■ Objective ■
Pull every line containing "components" out of the material below.

═══ Recorded information ═══

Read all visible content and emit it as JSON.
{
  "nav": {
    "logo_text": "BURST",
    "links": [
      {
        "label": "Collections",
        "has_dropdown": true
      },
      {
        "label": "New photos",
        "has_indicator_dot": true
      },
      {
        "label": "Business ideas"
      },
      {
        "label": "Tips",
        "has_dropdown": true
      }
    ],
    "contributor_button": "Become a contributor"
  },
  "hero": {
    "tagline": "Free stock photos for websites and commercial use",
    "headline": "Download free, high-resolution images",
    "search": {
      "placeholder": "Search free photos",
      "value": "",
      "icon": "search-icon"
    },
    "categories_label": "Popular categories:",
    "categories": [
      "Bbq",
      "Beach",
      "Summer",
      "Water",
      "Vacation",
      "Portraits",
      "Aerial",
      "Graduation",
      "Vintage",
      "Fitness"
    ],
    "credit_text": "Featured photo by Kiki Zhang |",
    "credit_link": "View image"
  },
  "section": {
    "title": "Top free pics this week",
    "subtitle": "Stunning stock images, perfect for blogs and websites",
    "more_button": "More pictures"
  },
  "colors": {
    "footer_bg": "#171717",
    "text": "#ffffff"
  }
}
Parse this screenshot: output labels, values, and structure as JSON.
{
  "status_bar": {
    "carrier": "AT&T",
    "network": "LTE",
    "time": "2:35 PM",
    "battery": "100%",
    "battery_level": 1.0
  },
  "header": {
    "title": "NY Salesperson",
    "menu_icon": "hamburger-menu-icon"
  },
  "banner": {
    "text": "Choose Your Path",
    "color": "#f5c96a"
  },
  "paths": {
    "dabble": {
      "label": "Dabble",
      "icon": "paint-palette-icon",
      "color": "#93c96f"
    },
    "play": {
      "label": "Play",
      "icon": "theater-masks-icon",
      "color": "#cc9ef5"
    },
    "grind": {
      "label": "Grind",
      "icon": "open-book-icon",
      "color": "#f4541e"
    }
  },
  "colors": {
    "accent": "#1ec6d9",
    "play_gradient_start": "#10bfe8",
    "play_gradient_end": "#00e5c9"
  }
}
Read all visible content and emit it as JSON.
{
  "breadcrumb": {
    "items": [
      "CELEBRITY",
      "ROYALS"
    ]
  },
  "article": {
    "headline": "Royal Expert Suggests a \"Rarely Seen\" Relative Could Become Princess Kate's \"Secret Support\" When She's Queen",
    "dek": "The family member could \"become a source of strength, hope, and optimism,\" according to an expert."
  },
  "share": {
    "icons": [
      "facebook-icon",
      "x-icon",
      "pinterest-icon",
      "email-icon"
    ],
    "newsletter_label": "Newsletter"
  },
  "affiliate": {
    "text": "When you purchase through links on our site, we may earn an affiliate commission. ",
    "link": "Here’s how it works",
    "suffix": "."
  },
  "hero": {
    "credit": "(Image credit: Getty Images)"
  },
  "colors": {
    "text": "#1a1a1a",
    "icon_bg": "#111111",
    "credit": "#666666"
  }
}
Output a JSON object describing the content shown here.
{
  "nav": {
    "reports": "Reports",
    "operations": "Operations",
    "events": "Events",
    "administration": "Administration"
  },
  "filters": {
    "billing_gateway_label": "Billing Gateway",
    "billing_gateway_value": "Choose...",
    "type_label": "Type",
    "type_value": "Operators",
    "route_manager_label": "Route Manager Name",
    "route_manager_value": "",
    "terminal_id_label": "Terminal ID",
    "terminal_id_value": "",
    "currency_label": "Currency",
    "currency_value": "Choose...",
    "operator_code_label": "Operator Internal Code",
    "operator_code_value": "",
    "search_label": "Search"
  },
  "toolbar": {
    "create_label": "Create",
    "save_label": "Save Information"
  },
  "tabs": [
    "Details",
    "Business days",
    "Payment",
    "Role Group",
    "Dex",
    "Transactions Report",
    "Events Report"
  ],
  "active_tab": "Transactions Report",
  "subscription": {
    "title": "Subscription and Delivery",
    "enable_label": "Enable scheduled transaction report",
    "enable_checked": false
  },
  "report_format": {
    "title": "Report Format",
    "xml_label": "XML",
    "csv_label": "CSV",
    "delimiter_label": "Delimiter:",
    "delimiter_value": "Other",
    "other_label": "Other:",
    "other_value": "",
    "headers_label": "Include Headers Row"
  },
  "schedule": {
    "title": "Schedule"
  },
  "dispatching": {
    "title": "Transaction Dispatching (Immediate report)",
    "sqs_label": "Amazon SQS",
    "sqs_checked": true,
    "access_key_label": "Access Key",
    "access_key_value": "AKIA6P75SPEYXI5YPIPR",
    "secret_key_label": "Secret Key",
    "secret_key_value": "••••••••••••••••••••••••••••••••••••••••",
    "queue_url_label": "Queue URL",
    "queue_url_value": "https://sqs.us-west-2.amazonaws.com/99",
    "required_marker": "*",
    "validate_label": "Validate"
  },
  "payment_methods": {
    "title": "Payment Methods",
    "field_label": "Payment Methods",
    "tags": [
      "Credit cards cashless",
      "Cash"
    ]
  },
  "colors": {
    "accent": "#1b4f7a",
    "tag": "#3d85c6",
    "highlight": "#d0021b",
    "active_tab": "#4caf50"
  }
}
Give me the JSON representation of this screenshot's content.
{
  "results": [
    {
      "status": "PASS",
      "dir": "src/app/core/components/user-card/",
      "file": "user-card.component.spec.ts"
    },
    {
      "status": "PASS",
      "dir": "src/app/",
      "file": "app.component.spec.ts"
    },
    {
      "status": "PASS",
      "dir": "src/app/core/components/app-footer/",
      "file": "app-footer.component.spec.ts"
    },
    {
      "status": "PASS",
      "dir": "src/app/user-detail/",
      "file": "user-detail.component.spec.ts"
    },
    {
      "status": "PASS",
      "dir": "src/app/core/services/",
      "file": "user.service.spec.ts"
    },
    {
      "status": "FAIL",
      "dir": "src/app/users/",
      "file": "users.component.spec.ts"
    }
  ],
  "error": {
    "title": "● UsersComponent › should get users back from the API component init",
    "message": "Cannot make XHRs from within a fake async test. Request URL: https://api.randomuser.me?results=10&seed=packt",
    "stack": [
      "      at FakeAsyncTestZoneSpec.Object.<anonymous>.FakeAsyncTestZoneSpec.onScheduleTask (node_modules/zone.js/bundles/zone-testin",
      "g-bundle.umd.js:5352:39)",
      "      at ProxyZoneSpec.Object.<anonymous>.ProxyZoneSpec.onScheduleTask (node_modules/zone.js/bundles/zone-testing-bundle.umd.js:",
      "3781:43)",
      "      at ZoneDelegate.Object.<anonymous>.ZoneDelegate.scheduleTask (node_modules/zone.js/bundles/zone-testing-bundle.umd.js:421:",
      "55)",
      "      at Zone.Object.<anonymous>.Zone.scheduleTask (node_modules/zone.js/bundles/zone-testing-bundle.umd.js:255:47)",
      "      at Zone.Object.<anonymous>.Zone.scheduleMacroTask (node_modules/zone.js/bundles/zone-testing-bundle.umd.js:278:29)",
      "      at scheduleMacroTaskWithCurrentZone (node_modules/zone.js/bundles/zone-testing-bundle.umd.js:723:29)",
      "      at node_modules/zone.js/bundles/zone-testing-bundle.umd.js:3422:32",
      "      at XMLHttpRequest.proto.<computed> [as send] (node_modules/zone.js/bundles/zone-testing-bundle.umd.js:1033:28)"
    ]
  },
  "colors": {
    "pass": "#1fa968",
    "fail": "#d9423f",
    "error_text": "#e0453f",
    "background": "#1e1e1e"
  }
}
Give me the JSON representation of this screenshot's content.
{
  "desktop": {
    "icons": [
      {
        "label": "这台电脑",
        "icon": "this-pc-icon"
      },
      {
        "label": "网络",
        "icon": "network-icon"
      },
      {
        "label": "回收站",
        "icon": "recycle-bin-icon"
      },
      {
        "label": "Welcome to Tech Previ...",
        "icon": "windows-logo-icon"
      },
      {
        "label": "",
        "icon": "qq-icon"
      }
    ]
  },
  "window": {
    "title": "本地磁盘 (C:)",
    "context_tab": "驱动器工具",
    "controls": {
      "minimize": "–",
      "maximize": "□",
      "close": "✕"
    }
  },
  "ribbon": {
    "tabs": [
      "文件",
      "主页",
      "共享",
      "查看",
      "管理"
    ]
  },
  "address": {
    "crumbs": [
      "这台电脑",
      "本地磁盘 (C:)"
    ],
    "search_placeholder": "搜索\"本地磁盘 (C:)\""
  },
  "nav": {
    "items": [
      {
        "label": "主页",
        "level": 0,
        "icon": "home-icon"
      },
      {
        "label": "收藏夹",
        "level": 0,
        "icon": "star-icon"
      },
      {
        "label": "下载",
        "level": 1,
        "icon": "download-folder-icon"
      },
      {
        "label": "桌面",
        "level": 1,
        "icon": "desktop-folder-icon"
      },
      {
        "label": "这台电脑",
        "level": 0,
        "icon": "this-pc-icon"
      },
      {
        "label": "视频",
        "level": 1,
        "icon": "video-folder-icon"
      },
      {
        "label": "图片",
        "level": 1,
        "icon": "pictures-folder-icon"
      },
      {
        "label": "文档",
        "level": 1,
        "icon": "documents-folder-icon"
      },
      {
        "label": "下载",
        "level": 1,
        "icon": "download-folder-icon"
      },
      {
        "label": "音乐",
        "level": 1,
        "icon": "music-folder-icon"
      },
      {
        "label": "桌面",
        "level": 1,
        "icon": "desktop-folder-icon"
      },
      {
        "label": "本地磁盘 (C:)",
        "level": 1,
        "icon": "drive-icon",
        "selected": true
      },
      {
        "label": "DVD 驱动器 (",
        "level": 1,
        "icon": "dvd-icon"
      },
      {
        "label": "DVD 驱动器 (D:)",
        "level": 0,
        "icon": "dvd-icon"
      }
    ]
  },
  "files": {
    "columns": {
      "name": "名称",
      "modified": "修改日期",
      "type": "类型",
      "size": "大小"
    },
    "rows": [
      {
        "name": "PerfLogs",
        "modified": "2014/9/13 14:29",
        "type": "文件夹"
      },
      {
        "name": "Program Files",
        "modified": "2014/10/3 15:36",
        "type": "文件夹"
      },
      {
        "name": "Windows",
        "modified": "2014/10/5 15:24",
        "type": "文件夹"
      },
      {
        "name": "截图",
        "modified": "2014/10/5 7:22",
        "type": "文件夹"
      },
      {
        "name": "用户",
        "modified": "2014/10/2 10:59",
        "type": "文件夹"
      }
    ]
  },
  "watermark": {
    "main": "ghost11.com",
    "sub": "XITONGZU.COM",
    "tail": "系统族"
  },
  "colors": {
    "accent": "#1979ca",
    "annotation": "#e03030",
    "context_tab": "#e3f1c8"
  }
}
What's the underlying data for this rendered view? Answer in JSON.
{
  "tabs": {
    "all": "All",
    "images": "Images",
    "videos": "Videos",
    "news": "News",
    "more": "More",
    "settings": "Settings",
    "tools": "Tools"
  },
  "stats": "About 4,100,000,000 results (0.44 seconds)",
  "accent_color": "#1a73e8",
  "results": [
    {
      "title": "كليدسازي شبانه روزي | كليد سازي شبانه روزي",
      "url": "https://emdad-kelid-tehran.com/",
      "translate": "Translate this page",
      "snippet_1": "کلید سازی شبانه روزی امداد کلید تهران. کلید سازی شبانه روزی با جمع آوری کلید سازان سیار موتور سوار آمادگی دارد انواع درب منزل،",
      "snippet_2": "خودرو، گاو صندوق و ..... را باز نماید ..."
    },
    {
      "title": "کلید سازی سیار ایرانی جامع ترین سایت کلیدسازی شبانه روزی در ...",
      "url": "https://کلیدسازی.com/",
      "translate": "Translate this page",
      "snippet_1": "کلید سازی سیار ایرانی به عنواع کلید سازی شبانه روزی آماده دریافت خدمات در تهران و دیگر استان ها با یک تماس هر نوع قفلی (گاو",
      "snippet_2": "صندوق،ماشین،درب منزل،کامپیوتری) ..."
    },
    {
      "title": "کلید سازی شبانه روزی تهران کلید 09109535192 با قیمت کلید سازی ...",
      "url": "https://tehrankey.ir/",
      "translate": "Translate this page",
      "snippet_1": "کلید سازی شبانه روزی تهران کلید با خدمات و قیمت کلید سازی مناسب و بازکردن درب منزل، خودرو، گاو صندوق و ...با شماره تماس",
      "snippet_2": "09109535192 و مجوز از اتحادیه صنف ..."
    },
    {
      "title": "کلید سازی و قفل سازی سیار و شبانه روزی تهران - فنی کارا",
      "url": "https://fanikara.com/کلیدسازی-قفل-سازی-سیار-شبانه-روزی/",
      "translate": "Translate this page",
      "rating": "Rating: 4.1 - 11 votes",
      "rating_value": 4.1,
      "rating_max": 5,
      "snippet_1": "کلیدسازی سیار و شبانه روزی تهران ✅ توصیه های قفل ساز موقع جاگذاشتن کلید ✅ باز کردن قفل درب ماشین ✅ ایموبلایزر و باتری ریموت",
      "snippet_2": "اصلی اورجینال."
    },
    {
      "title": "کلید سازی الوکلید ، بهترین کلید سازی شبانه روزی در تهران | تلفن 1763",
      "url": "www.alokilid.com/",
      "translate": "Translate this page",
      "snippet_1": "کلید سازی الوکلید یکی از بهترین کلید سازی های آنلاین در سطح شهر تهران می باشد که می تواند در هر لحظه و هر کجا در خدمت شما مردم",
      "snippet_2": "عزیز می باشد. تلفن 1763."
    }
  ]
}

═══

■ Answer to the problem ■
      "dir": "src/app/core/components/user-card/",
      "dir": "src/app/core/components/app-footer/",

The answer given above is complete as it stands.